*EXERCISE PROMPT:*
Please copy the items from the line with "bars [161,207,1069,889]" up to and including the line with "x-tick-label: 80,000 [775,155,842,180]", swapping "category-label" for "country-label" and keeping everything else unchanged.

Collection entries:
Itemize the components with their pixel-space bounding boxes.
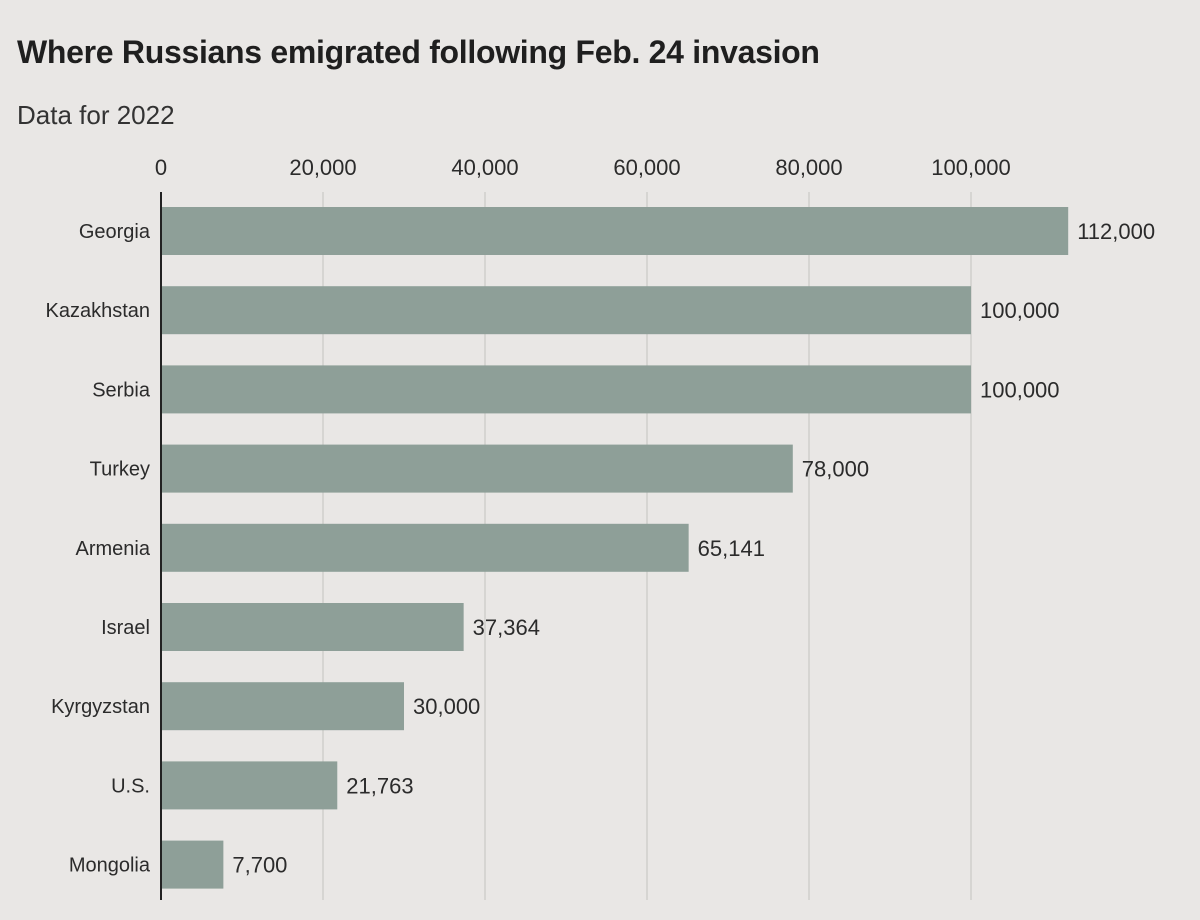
bars [161,207,1069,889]
bar [161,207,1069,255]
category-label: Serbia [92,379,151,401]
x-tick-label: 20,000 [289,155,356,180]
bar [161,444,793,493]
category-label: Israel [101,617,150,639]
x-tick-label: 60,000 [613,155,680,180]
value-label: 78,000 [802,457,869,482]
x-tick-label: 40,000 [451,155,518,180]
bar [161,761,338,810]
bar [161,840,224,889]
x-tick-label: 80,000 [775,155,842,180]
value-label: 100,000 [980,298,1060,323]
bar [161,286,971,335]
category-label: Armenia [76,538,151,560]
x-tick-label: 100,000 [931,155,1011,180]
bar [161,523,689,572]
chart-title: Where Russians emigrated following Feb. … [17,34,820,70]
value-label: 7,700 [232,853,287,878]
value-label: 65,141 [698,536,765,561]
bar [161,682,404,731]
x-axis-ticks: 0 20,000 40,000 60,000 80,000 100,000 [155,155,1011,180]
x-tick-label: 0 [155,155,167,180]
category-label: Kyrgyzstan [51,696,150,718]
category-label: Turkey [90,459,150,481]
category-label: Mongolia [69,855,151,877]
category-label: Georgia [79,221,151,243]
value-label: 100,000 [980,377,1060,402]
value-label: 21,763 [346,773,413,798]
category-labels: Georgia Kazakhstan Serbia Turkey Armenia Isra… [45,221,150,877]
chart-subtitle: Data for 2022 [17,100,175,130]
bar [161,603,464,651]
category-label: U.S. [111,775,150,797]
value-label: 37,364 [473,615,540,640]
value-label: 30,000 [413,694,480,719]
bar [161,365,971,414]
value-labels: 112,000 100,000 100,000 78,000 65,141 37,364 3… [232,219,1155,878]
category-label: Kazakhstan [45,300,150,322]
value-label: 112,000 [1077,219,1155,244]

*OUTPUT OF THE EXERCISE:*
bars [161,207,1069,889]
bar [161,207,1069,255]
country-label: Serbia [92,379,151,401]
x-tick-label: 20,000 [289,155,356,180]
bar [161,444,793,493]
country-label: Israel [101,617,150,639]
x-tick-label: 60,000 [613,155,680,180]
value-label: 78,000 [802,457,869,482]
x-tick-label: 40,000 [451,155,518,180]
bar [161,761,338,810]
bar [161,840,224,889]
x-tick-label: 80,000 [775,155,842,180]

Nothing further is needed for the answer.